29 risposte per “Intervista esclusiva a Leo Amizic”

  1. lelesguizzero ha scritto il 27 Giugno 2011 22:14

    Ecco un altro smoke seller!!!

    12 pagine per non dire una beata minkia!!!

    E pensare che lo pagano pure!!!

  2. about.blank ha scritto il 28 Giugno 2011 10:09

    Grazie Drago, lettura molto interessante.

    Riguardo Mutti, temo che al solo sentire la parola “Ochsenhausen” a Castél vedano agitarsi fantasmi funesti. Preferiscono evidentemente tenere vicino il talento naturale che deve ancora imparare a giocare un tennistavolo nel quale sia impegnato tutto il corpo, bloccandone così lo sviluppo, pur di scongiurare la possibilità che possa conoscere realtà diverse e un domani andarsene. La disposizione d’animo é sempre la stessa: “ha tutto ciò che può servirgli quì a casa, perché mandarlo fuori col rischio che ceda a qualche lusinga?” E’ accaduto lo stesso con Bobo che voleva tornare in Germania ed é rimasto in Italia col “ricatto” dell’Aeronautica. Questo perché Federazione e Società sono la stessa cosa… purtroppo.
    Te ne vai? Sei irriconoscente. Ma verso chi? Verso la Federazione o verso la Società? Un nazionale resta tale anche all’estero. Ma se la Società si sovrappone alla Federazione, allora é tutto un altro discorso.

    Parlando del “famigerato” servizio di Ovtcharov, Amiciz conferma il mio pensiero: quel gesto inutile dal punto di vista tecnico può essere solo un rituale nel quale raggiungere il più alto grado di concentrazione. Un tic, come ne hanno molti, solo più dispendioso di altri.

    Mi ha interessato molto il discorso tecnico sullo “step between” che mi piacerebbe approfondire.

    Oltre alla tecnica é molto interessante l’approccio psicologico del coach col giocatore. Comprendere le motivazioni e all’opposto i lati oscuri nella formazione del carattere del giocatore significa comprendere il perché di certi cedimenti di testa durante il match, di certe sconfitte inspiegabili solo partendo da dati tecnici, inducendo nel giocatore la consapevolezza che l’avversario spesso é una proiezione di sé stesso o il suo alter ego che vuole privarlo di una soddisfazione che inconsciamente sente di non meritare.

    Un Saluto.

  3. about.blank ha scritto il 29 Giugno 2011 09:11

    Mi rendo conto solo ora di aver scritto: “Amiciz”. Vabbé, se é un lapsus non é certo una gaffe, data l’assonanza con la parola “amicizia”. :-)

◆ Dati archiviati:
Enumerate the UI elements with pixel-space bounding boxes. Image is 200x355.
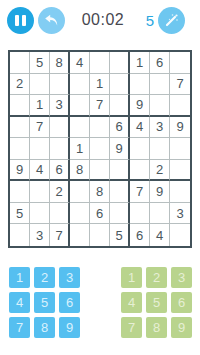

◆ Problemi e compiti:
[1] Ripeti il brano dei commenti all'intervista compreso tra "2. about.blank ha" e "stessa cosa… purtroppo.", estremi inclusi.
[2] Elenca la data e l'ora di pubblicazione di ciascuno dei commenti all'intervista.
[3] Rispondi alle seguenti domande sui commenti all'intervista:
(a) Quante pagine dice lelesguizzero che ci sono "per non dire una beata minkia"?
(b) Quale discorso tecnico about.blank vorrebbe approfondire?
(c) A quale parola accosta "Amiciz" about.blank nel terzo commento?
Il listato non serve per svolgere il lavoro.

◆ Risposte complete:
[1]
2. about.blank ha scritto il 28 Giugno 2011 10:09

    Grazie Drago, lettura molto interessante.

    Riguardo Mutti, temo che al solo sentire la parola “Ochsenhausen” a Castél vedano agitarsi fantasmi funesti. Preferiscono evidentemente tenere vicino il talento naturale che deve ancora imparare a giocare un tennistavolo nel quale sia impegnato tutto il corpo, bloccandone così lo sviluppo, pur di scongiurare la possibilità che possa conoscere realtà diverse e un domani andarsene. La disposizione d’animo é sempre la stessa: “ha tutto ciò che può servirgli quì a casa, perché mandarlo fuori col rischio che ceda a qualche lusinga?” E’ accaduto lo stesso con Bobo che voleva tornare in Germania ed é rimasto in Italia col “ricatto” dell’Aeronautica. Questo perché Federazione e Società sono la stessa cosa… purtroppo.

[2]
27 Giugno 2011 22:14
28 Giugno 2011 10:09
29 Giugno 2011 09:11

[3]
(a) 12 pagine.
(b) Il discorso sullo "step between".
(c) Alla parola "amicizia".